Listing:
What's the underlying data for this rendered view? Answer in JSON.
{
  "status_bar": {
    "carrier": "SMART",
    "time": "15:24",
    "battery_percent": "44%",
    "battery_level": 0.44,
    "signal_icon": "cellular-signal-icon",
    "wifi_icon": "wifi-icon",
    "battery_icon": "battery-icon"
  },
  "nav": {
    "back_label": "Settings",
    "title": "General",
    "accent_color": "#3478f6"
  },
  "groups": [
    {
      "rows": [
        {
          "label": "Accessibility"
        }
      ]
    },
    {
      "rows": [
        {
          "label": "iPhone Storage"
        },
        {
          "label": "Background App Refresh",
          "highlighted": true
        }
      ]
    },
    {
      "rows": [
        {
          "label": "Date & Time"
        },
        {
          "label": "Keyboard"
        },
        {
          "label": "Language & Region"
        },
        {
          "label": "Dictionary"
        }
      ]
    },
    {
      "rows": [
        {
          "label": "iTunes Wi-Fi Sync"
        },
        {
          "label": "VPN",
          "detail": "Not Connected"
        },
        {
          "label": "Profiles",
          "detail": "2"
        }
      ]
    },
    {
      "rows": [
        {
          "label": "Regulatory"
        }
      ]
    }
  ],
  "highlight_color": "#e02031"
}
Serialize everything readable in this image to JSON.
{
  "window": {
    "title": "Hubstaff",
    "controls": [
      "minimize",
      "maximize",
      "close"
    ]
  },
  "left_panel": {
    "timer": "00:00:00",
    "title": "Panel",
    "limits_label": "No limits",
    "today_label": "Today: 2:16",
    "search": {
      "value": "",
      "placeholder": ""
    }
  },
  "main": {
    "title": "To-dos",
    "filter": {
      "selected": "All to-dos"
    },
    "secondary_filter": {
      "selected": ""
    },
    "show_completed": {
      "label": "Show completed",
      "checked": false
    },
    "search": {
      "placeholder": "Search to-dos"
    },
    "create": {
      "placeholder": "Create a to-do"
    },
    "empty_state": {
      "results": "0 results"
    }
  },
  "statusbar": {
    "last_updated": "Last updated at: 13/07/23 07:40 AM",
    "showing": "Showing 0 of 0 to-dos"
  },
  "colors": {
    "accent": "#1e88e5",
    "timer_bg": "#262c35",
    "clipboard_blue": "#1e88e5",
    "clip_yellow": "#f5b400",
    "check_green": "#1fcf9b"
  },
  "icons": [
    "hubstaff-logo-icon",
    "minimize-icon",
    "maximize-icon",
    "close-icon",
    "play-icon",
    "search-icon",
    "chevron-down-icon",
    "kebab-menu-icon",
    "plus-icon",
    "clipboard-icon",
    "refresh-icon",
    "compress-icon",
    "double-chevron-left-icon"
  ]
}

Task brief: Write every record out again, unaltered.

Task solution:
What's the underlying data for this rendered view? Answer in JSON.
{
  "status_bar": {
    "carrier": "SMART",
    "time": "15:24",
    "battery_percent": "44%",
    "battery_level": 0.44,
    "signal_icon": "cellular-signal-icon",
    "wifi_icon": "wifi-icon",
    "battery_icon": "battery-icon"
  },
  "nav": {
    "back_label": "Settings",
    "title": "General",
    "accent_color": "#3478f6"
  },
  "groups": [
    {
      "rows": [
        {
          "label": "Accessibility"
        }
      ]
    },
    {
      "rows": [
        {
          "label": "iPhone Storage"
        },
        {
          "label": "Background App Refresh",
          "highlighted": true
        }
      ]
    },
    {
      "rows": [
        {
          "label": "Date & Time"
        },
        {
          "label": "Keyboard"
        },
        {
          "label": "Language & Region"
        },
        {
          "label": "Dictionary"
        }
      ]
    },
    {
      "rows": [
        {
          "label": "iTunes Wi-Fi Sync"
        },
        {
          "label": "VPN",
          "detail": "Not Connected"
        },
        {
          "label": "Profiles",
          "detail": "2"
        }
      ]
    },
    {
      "rows": [
        {
          "label": "Regulatory"
        }
      ]
    }
  ],
  "highlight_color": "#e02031"
}
Serialize everything readable in this image to JSON.
{
  "window": {
    "title": "Hubstaff",
    "controls": [
      "minimize",
      "maximize",
      "close"
    ]
  },
  "left_panel": {
    "timer": "00:00:00",
    "title": "Panel",
    "limits_label": "No limits",
    "today_label": "Today: 2:16",
    "search": {
      "value": "",
      "placeholder": ""
    }
  },
  "main": {
    "title": "To-dos",
    "filter": {
      "selected": "All to-dos"
    },
    "secondary_filter": {
      "selected": ""
    },
    "show_completed": {
      "label": "Show completed",
      "checked": false
    },
    "search": {
      "placeholder": "Search to-dos"
    },
    "create": {
      "placeholder": "Create a to-do"
    },
    "empty_state": {
      "results": "0 results"
    }
  },
  "statusbar": {
    "last_updated": "Last updated at: 13/07/23 07:40 AM",
    "showing": "Showing 0 of 0 to-dos"
  },
  "colors": {
    "accent": "#1e88e5",
    "timer_bg": "#262c35",
    "clipboard_blue": "#1e88e5",
    "clip_yellow": "#f5b400",
    "check_green": "#1fcf9b"
  },
  "icons": [
    "hubstaff-logo-icon",
    "minimize-icon",
    "maximize-icon",
    "close-icon",
    "play-icon",
    "search-icon",
    "chevron-down-icon",
    "kebab-menu-icon",
    "plus-icon",
    "clipboard-icon",
    "refresh-icon",
    "compress-icon",
    "double-chevron-left-icon"
  ]
}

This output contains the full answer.